Structured figure records
○ ○ ○

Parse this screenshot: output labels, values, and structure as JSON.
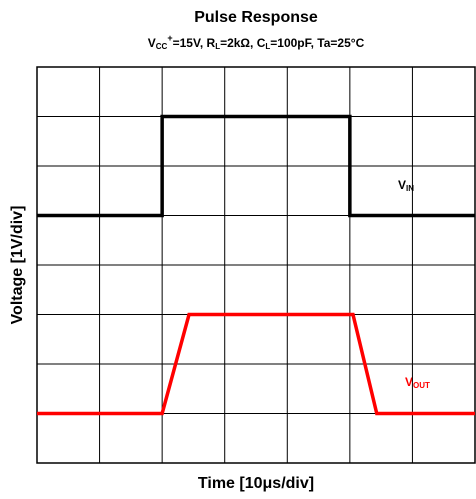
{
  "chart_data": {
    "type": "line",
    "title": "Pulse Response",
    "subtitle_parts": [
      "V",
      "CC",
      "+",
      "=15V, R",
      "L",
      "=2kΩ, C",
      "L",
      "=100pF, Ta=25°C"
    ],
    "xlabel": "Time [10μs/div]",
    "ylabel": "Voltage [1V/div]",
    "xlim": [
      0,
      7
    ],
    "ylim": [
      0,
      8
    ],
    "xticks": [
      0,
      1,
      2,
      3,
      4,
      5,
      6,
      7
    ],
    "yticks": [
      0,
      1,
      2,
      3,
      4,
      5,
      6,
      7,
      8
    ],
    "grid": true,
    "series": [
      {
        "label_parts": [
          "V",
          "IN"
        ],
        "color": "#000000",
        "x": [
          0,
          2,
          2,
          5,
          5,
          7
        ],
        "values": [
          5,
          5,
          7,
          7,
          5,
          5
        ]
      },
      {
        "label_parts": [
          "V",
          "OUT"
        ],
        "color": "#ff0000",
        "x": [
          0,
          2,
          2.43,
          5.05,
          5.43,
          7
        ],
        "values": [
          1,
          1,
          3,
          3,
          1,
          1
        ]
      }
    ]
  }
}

○ ○ ○

WRITTEN INSTRUCTION
Every entry must be transcribed exactly. Pictures do not belong in the copy.

COMPLETE RESPONSE
Parse this screenshot: output labels, values, and structure as JSON.
{
  "chart_data": {
    "type": "line",
    "title": "Pulse Response",
    "subtitle_parts": [
      "V",
      "CC",
      "+",
      "=15V, R",
      "L",
      "=2kΩ, C",
      "L",
      "=100pF, Ta=25°C"
    ],
    "xlabel": "Time [10μs/div]",
    "ylabel": "Voltage [1V/div]",
    "xlim": [
      0,
      7
    ],
    "ylim": [
      0,
      8
    ],
    "xticks": [
      0,
      1,
      2,
      3,
      4,
      5,
      6,
      7
    ],
    "yticks": [
      0,
      1,
      2,
      3,
      4,
      5,
      6,
      7,
      8
    ],
    "grid": true,
    "series": [
      {
        "label_parts": [
          "V",
          "IN"
        ],
        "color": "#000000",
        "x": [
          0,
          2,
          2,
          5,
          5,
          7
        ],
        "values": [
          5,
          5,
          7,
          7,
          5,
          5
        ]
      },
      {
        "label_parts": [
          "V",
          "OUT"
        ],
        "color": "#ff0000",
        "x": [
          0,
          2,
          2.43,
          5.05,
          5.43,
          7
        ],
        "values": [
          1,
          1,
          3,
          3,
          1,
          1
        ]
      }
    ]
  }
}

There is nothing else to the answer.